# What is needed
Read the records and gather each line that includes "name".

# Records provided
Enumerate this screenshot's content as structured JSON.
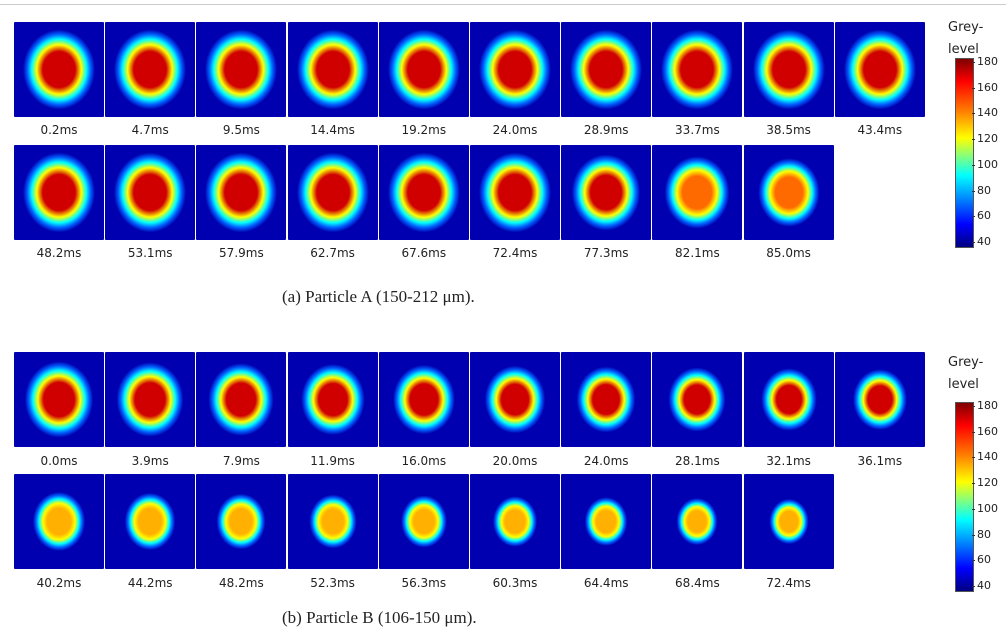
{
  "panels": [
    {
      "frames": [
        "0.2ms",
        "4.7ms",
        "9.5ms",
        "14.4ms",
        "19.2ms",
        "24.0ms",
        "28.9ms",
        "33.7ms",
        "38.5ms",
        "43.4ms",
        "48.2ms",
        "53.1ms",
        "57.9ms",
        "62.7ms",
        "67.6ms",
        "72.4ms",
        "77.3ms",
        "82.1ms",
        "85.0ms"
      ],
      "colorbar": {
        "title_lines": [
          "Grey-",
          "level"
        ],
        "ticks": [
          40,
          60,
          80,
          100,
          120,
          140,
          160,
          180
        ]
      },
      "caption": "(a) Particle A (150-212 μm)."
    },
    {
      "frames": [
        "0.0ms",
        "3.9ms",
        "7.9ms",
        "11.9ms",
        "16.0ms",
        "20.0ms",
        "24.0ms",
        "28.1ms",
        "32.1ms",
        "36.1ms",
        "40.2ms",
        "44.2ms",
        "48.2ms",
        "52.3ms",
        "56.3ms",
        "60.3ms",
        "64.4ms",
        "68.4ms",
        "72.4ms"
      ],
      "colorbar": {
        "title_lines": [
          "Grey-",
          "level"
        ],
        "ticks": [
          40,
          60,
          80,
          100,
          120,
          140,
          160,
          180
        ]
      },
      "caption": "(b) Particle B (106-150 μm)."
    }
  ]
}
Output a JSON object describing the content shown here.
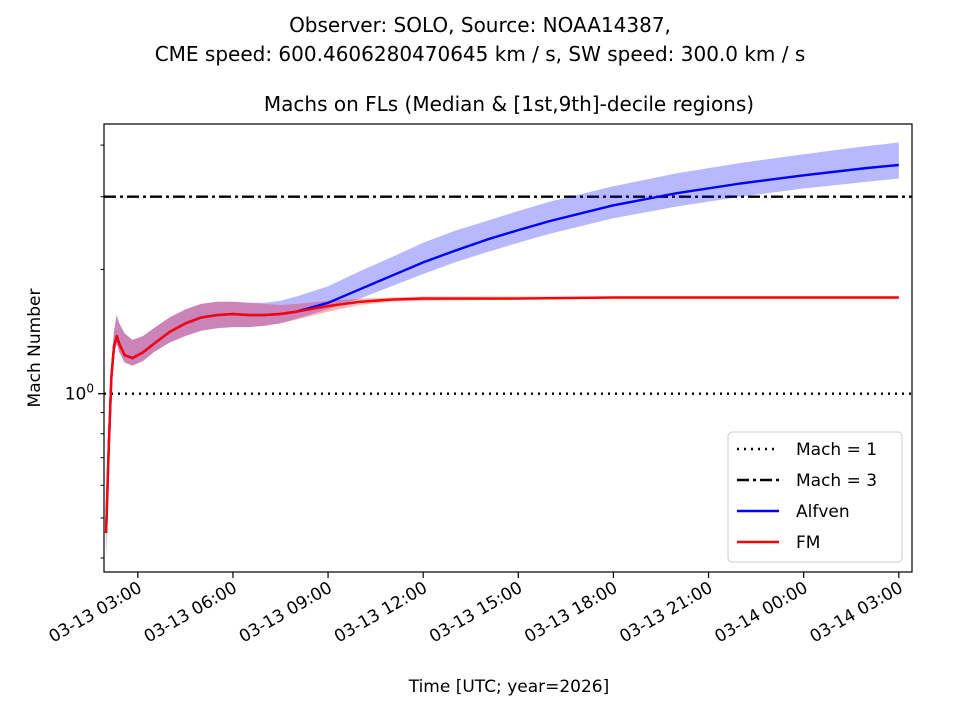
{
  "chart_data": {
    "type": "line",
    "suptitle": [
      "Observer: SOLO, Source: NOAA14387,",
      "CME speed: 600.4606280470645 km / s, SW speed: 300.0 km / s"
    ],
    "title": "Machs on FLs (Median & [1st,9th]-decile regions)",
    "xlabel": "Time [UTC; year=2026]",
    "ylabel": "Mach Number",
    "yscale": "log",
    "ylim": [
      0.37,
      4.5
    ],
    "xlim": [
      "2026-03-13T01:56",
      "2026-03-14T03:25"
    ],
    "x_ticks": [
      {
        "t": "2026-03-13T03:00",
        "label": "03-13 03:00"
      },
      {
        "t": "2026-03-13T06:00",
        "label": "03-13 06:00"
      },
      {
        "t": "2026-03-13T09:00",
        "label": "03-13 09:00"
      },
      {
        "t": "2026-03-13T12:00",
        "label": "03-13 12:00"
      },
      {
        "t": "2026-03-13T15:00",
        "label": "03-13 15:00"
      },
      {
        "t": "2026-03-13T18:00",
        "label": "03-13 18:00"
      },
      {
        "t": "2026-03-13T21:00",
        "label": "03-13 21:00"
      },
      {
        "t": "2026-03-14T00:00",
        "label": "03-14 00:00"
      },
      {
        "t": "2026-03-14T03:00",
        "label": "03-14 03:00"
      }
    ],
    "y_ticks": [
      {
        "value": 1,
        "label": "10",
        "exp": "0"
      }
    ],
    "reference_lines": [
      {
        "name": "Mach = 1",
        "value": 1,
        "style": "dotted",
        "color": "#000000"
      },
      {
        "name": "Mach = 3",
        "value": 3,
        "style": "dashdot",
        "color": "#000000"
      }
    ],
    "series": [
      {
        "name": "Alfven",
        "color": "#0000ff",
        "band_color": "#0000ff",
        "points": [
          [
            "2026-03-13T02:00",
            0.46,
            0.4,
            0.52
          ],
          [
            "2026-03-13T02:05",
            0.75,
            0.7,
            0.8
          ],
          [
            "2026-03-13T02:10",
            1.1,
            1.05,
            1.18
          ],
          [
            "2026-03-13T02:15",
            1.3,
            1.25,
            1.42
          ],
          [
            "2026-03-13T02:20",
            1.38,
            1.32,
            1.55
          ],
          [
            "2026-03-13T02:25",
            1.32,
            1.26,
            1.48
          ],
          [
            "2026-03-13T02:35",
            1.24,
            1.19,
            1.4
          ],
          [
            "2026-03-13T02:50",
            1.22,
            1.17,
            1.35
          ],
          [
            "2026-03-13T03:10",
            1.26,
            1.2,
            1.38
          ],
          [
            "2026-03-13T03:30",
            1.32,
            1.26,
            1.44
          ],
          [
            "2026-03-13T04:00",
            1.41,
            1.33,
            1.53
          ],
          [
            "2026-03-13T04:30",
            1.48,
            1.38,
            1.6
          ],
          [
            "2026-03-13T05:00",
            1.53,
            1.42,
            1.65
          ],
          [
            "2026-03-13T05:30",
            1.55,
            1.44,
            1.67
          ],
          [
            "2026-03-13T06:00",
            1.56,
            1.45,
            1.67
          ],
          [
            "2026-03-13T06:30",
            1.55,
            1.45,
            1.66
          ],
          [
            "2026-03-13T07:00",
            1.55,
            1.46,
            1.66
          ],
          [
            "2026-03-13T07:30",
            1.56,
            1.48,
            1.68
          ],
          [
            "2026-03-13T08:00",
            1.58,
            1.52,
            1.72
          ],
          [
            "2026-03-13T09:00",
            1.66,
            1.6,
            1.82
          ],
          [
            "2026-03-13T10:00",
            1.79,
            1.7,
            1.98
          ],
          [
            "2026-03-13T11:00",
            1.93,
            1.82,
            2.14
          ],
          [
            "2026-03-13T12:00",
            2.08,
            1.95,
            2.32
          ],
          [
            "2026-03-13T13:00",
            2.22,
            2.08,
            2.48
          ],
          [
            "2026-03-13T14:00",
            2.36,
            2.2,
            2.62
          ],
          [
            "2026-03-13T15:00",
            2.49,
            2.32,
            2.77
          ],
          [
            "2026-03-13T16:00",
            2.62,
            2.44,
            2.92
          ],
          [
            "2026-03-13T18:00",
            2.86,
            2.66,
            3.18
          ],
          [
            "2026-03-13T20:00",
            3.06,
            2.84,
            3.42
          ],
          [
            "2026-03-13T22:00",
            3.23,
            3.0,
            3.62
          ],
          [
            "2026-03-14T00:00",
            3.38,
            3.14,
            3.8
          ],
          [
            "2026-03-14T02:00",
            3.52,
            3.26,
            3.98
          ],
          [
            "2026-03-14T03:00",
            3.58,
            3.32,
            4.06
          ]
        ]
      },
      {
        "name": "FM",
        "color": "#ff0000",
        "band_color": "#ff0000",
        "points": [
          [
            "2026-03-13T02:00",
            0.46,
            0.4,
            0.52
          ],
          [
            "2026-03-13T02:05",
            0.75,
            0.7,
            0.8
          ],
          [
            "2026-03-13T02:10",
            1.1,
            1.05,
            1.18
          ],
          [
            "2026-03-13T02:15",
            1.3,
            1.25,
            1.42
          ],
          [
            "2026-03-13T02:20",
            1.38,
            1.32,
            1.55
          ],
          [
            "2026-03-13T02:25",
            1.32,
            1.26,
            1.48
          ],
          [
            "2026-03-13T02:35",
            1.24,
            1.19,
            1.4
          ],
          [
            "2026-03-13T02:50",
            1.22,
            1.17,
            1.35
          ],
          [
            "2026-03-13T03:10",
            1.26,
            1.2,
            1.38
          ],
          [
            "2026-03-13T03:30",
            1.32,
            1.26,
            1.44
          ],
          [
            "2026-03-13T04:00",
            1.41,
            1.33,
            1.53
          ],
          [
            "2026-03-13T04:30",
            1.48,
            1.38,
            1.6
          ],
          [
            "2026-03-13T05:00",
            1.53,
            1.42,
            1.65
          ],
          [
            "2026-03-13T05:30",
            1.55,
            1.44,
            1.67
          ],
          [
            "2026-03-13T06:00",
            1.56,
            1.45,
            1.67
          ],
          [
            "2026-03-13T06:30",
            1.55,
            1.45,
            1.66
          ],
          [
            "2026-03-13T07:00",
            1.55,
            1.46,
            1.65
          ],
          [
            "2026-03-13T07:30",
            1.56,
            1.48,
            1.64
          ],
          [
            "2026-03-13T08:00",
            1.58,
            1.51,
            1.65
          ],
          [
            "2026-03-13T09:00",
            1.63,
            1.58,
            1.68
          ],
          [
            "2026-03-13T10:00",
            1.67,
            1.64,
            1.7
          ],
          [
            "2026-03-13T11:00",
            1.69,
            1.67,
            1.71
          ],
          [
            "2026-03-13T12:00",
            1.7,
            1.68,
            1.72
          ],
          [
            "2026-03-13T15:00",
            1.7,
            1.69,
            1.72
          ],
          [
            "2026-03-13T18:00",
            1.71,
            1.7,
            1.72
          ],
          [
            "2026-03-13T21:00",
            1.71,
            1.7,
            1.72
          ],
          [
            "2026-03-14T00:00",
            1.71,
            1.7,
            1.72
          ],
          [
            "2026-03-14T03:00",
            1.71,
            1.7,
            1.72
          ]
        ]
      }
    ],
    "legend": {
      "position": "lower-right"
    }
  }
}
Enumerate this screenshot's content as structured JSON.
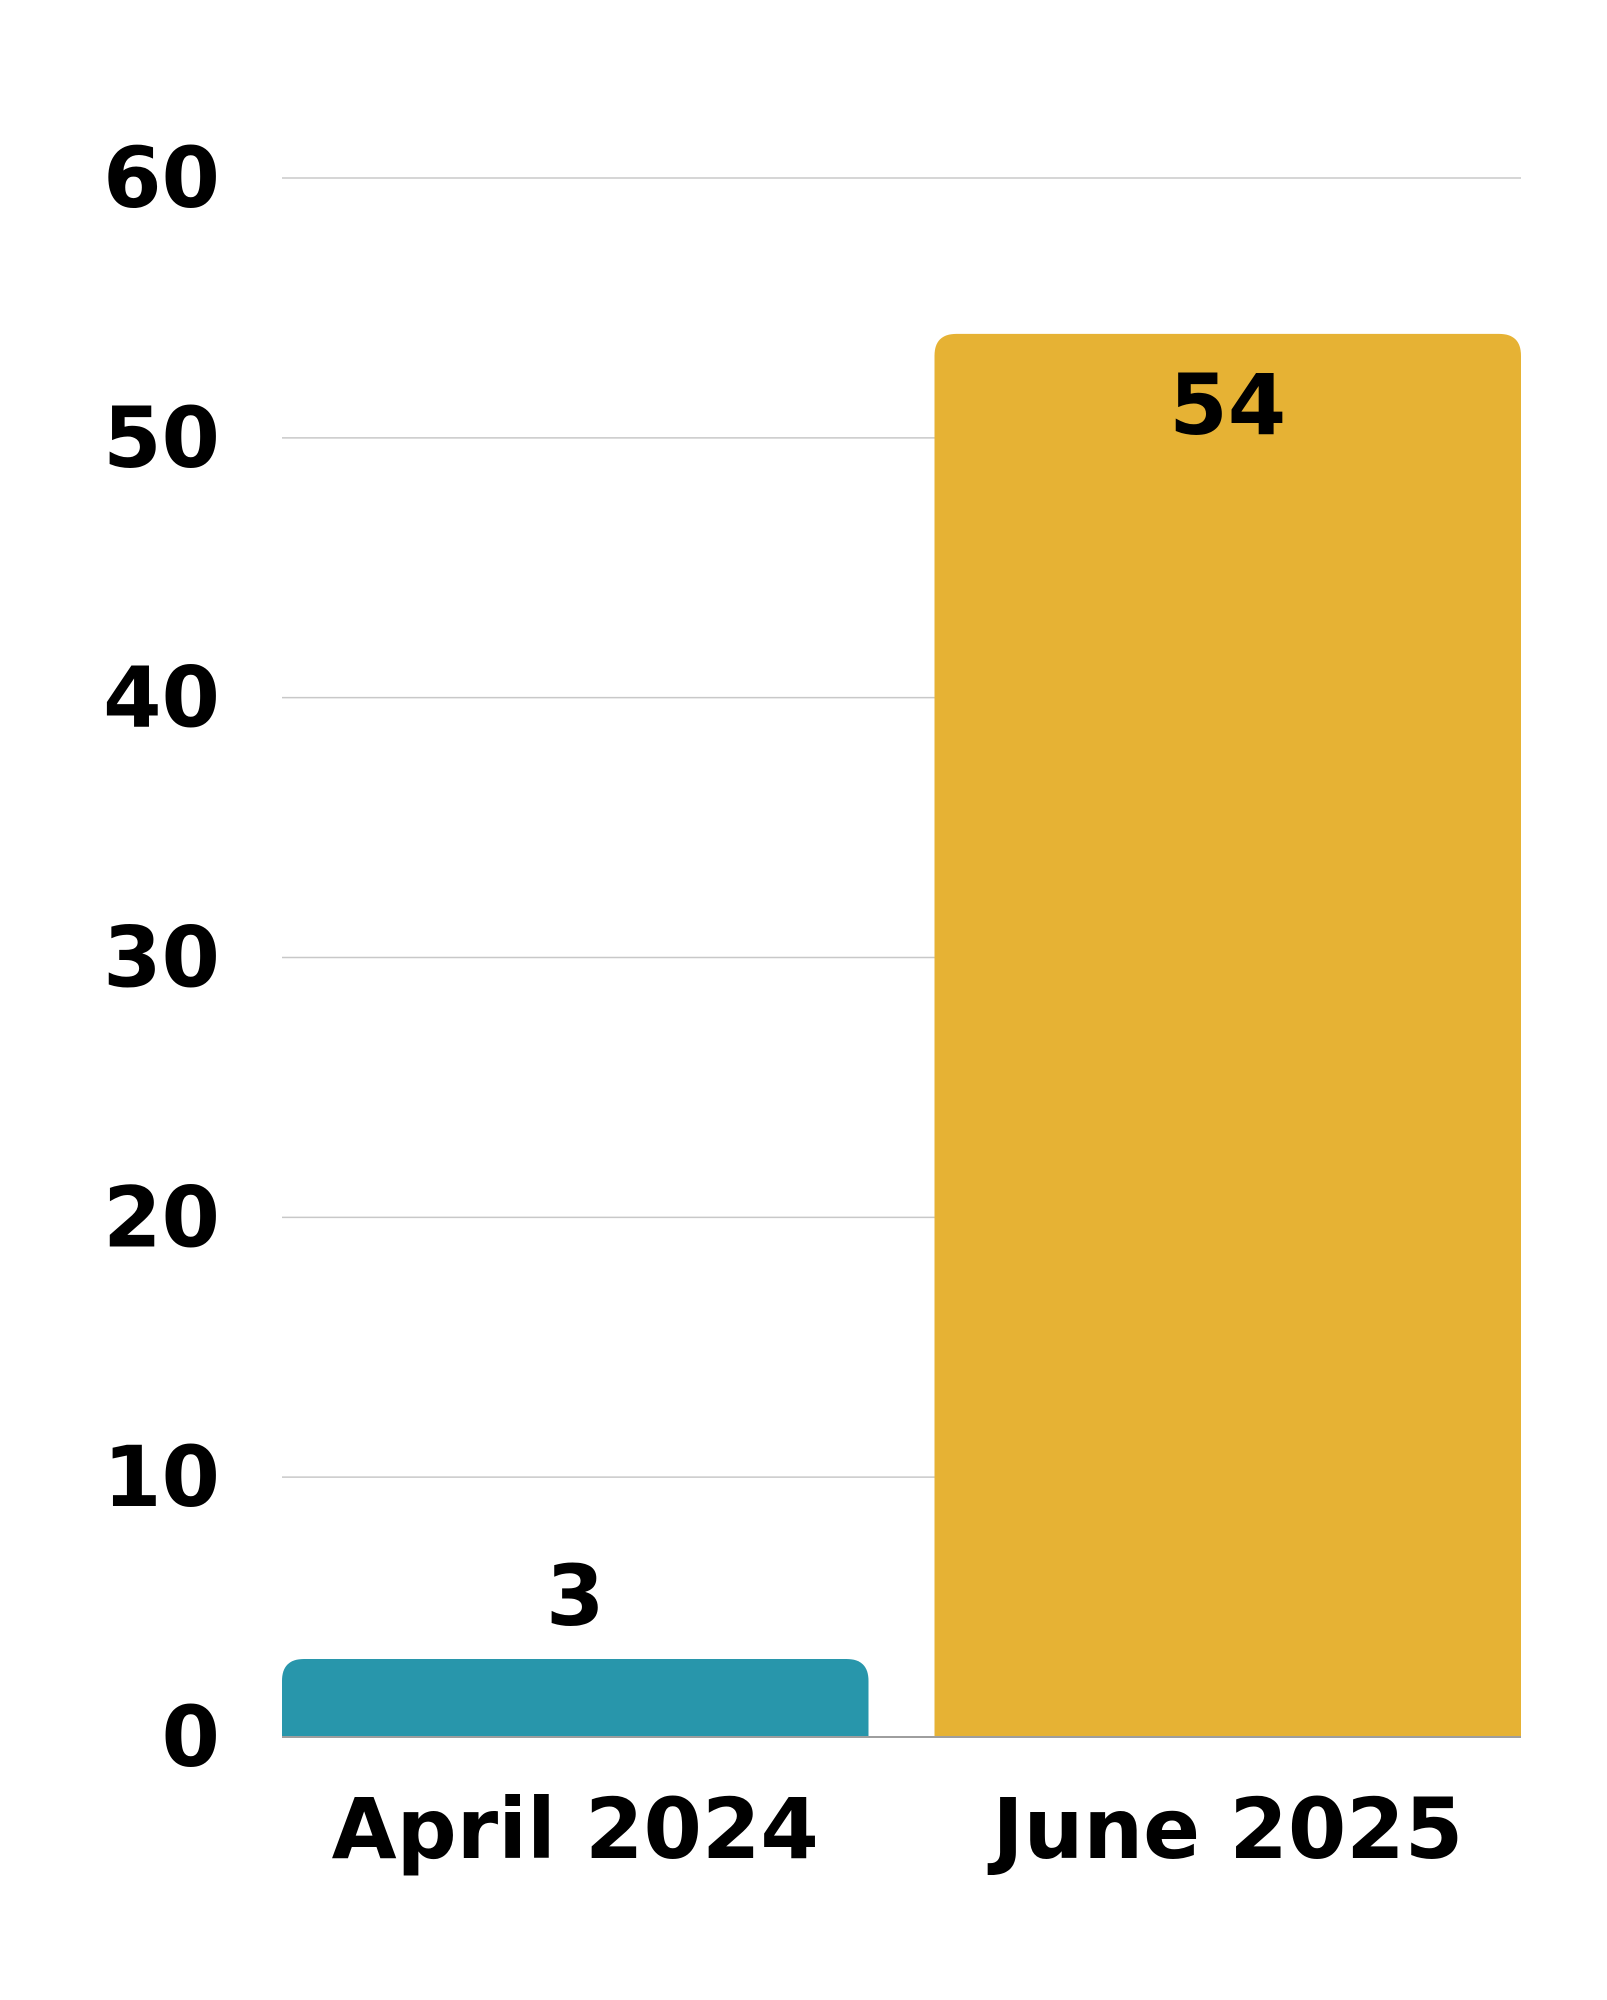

# Exercise output
        "name": "Mach = 1",
        "name": "Mach = 3",
        "name": "Alfven",
        "name": "FM",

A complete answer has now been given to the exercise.